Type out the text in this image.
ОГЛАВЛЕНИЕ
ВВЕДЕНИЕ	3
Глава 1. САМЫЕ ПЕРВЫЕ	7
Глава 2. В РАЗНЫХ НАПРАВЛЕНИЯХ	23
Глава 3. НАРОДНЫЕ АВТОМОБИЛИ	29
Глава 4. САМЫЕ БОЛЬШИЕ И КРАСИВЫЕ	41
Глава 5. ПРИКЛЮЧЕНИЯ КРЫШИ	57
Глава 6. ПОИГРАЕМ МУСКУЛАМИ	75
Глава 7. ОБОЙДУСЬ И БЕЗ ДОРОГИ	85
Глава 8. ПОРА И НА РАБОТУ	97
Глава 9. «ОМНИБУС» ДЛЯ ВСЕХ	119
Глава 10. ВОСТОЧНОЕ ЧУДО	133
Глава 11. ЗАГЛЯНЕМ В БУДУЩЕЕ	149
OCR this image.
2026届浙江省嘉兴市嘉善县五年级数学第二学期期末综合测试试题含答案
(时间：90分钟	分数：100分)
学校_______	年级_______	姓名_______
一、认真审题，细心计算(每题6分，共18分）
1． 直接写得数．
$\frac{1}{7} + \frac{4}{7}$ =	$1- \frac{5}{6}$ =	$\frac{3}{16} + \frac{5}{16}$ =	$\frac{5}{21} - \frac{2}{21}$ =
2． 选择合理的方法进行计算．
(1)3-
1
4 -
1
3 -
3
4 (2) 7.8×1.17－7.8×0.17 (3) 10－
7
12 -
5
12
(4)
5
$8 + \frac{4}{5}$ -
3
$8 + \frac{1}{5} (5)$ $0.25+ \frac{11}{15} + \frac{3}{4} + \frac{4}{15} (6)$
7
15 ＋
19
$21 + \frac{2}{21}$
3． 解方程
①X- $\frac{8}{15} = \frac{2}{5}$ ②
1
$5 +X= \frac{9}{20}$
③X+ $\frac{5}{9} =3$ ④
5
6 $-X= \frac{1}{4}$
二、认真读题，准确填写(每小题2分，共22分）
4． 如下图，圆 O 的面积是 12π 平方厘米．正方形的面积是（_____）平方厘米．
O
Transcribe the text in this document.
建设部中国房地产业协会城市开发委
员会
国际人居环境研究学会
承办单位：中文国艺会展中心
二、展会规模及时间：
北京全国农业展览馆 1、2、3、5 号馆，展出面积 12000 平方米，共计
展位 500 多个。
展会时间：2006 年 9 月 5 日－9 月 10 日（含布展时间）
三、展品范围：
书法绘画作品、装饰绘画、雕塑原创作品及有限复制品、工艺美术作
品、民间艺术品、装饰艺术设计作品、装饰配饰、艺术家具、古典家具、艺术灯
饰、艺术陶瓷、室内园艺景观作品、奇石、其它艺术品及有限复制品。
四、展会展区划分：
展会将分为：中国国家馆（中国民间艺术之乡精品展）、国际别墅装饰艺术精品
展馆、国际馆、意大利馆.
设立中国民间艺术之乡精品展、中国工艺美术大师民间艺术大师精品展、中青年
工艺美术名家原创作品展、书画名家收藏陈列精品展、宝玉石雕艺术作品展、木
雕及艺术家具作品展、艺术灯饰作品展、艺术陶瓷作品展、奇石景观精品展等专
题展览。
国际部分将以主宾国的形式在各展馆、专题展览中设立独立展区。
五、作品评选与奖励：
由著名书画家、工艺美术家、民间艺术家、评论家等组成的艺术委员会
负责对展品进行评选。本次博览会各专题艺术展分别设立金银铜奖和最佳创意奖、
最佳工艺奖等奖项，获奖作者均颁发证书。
▬▬▬▬▬▬
» What you have to do: Please retype, exactly as written, every line from the line containing "OCR this image." through the last line of the records above, including both of those lines, and nothing else.

» Full response:
OCR this image.
2026届浙江省嘉兴市嘉善县五年级数学第二学期期末综合测试试题含答案
(时间：90分钟	分数：100分)
学校_______	年级_______	姓名_______
一、认真审题，细心计算(每题6分，共18分）
1． 直接写得数．
$\frac{1}{7} + \frac{4}{7}$ =	$1- \frac{5}{6}$ =	$\frac{3}{16} + \frac{5}{16}$ =	$\frac{5}{21} - \frac{2}{21}$ =
2． 选择合理的方法进行计算．
(1)3-
1
4 -
1
3 -
3
4 (2) 7.8×1.17－7.8×0.17 (3) 10－
7
12 -
5
12
(4)
5
$8 + \frac{4}{5}$ -
3
$8 + \frac{1}{5} (5)$ $0.25+ \frac{11}{15} + \frac{3}{4} + \frac{4}{15} (6)$
7
15 ＋
19
$21 + \frac{2}{21}$
3． 解方程
①X- $\frac{8}{15} = \frac{2}{5}$ ②
1
$5 +X= \frac{9}{20}$
③X+ $\frac{5}{9} =3$ ④
5
6 $-X= \frac{1}{4}$
二、认真读题，准确填写(每小题2分，共22分）
4． 如下图，圆 O 的面积是 12π 平方厘米．正方形的面积是（_____）平方厘米．
O
Transcribe the text in this document.
建设部中国房地产业协会城市开发委
员会
国际人居环境研究学会
承办单位：中文国艺会展中心
二、展会规模及时间：
北京全国农业展览馆 1、2、3、5 号馆，展出面积 12000 平方米，共计
展位 500 多个。
展会时间：2006 年 9 月 5 日－9 月 10 日（含布展时间）
三、展品范围：
书法绘画作品、装饰绘画、雕塑原创作品及有限复制品、工艺美术作
品、民间艺术品、装饰艺术设计作品、装饰配饰、艺术家具、古典家具、艺术灯
饰、艺术陶瓷、室内园艺景观作品、奇石、其它艺术品及有限复制品。
四、展会展区划分：
展会将分为：中国国家馆（中国民间艺术之乡精品展）、国际别墅装饰艺术精品
展馆、国际馆、意大利馆.
设立中国民间艺术之乡精品展、中国工艺美术大师民间艺术大师精品展、中青年
工艺美术名家原创作品展、书画名家收藏陈列精品展、宝玉石雕艺术作品展、木
雕及艺术家具作品展、艺术灯饰作品展、艺术陶瓷作品展、奇石景观精品展等专
题展览。
国际部分将以主宾国的形式在各展馆、专题展览中设立独立展区。
五、作品评选与奖励：
由著名书画家、工艺美术家、民间艺术家、评论家等组成的艺术委员会
负责对展品进行评选。本次博览会各专题艺术展分别设立金银铜奖和最佳创意奖、
最佳工艺奖等奖项，获奖作者均颁发证书。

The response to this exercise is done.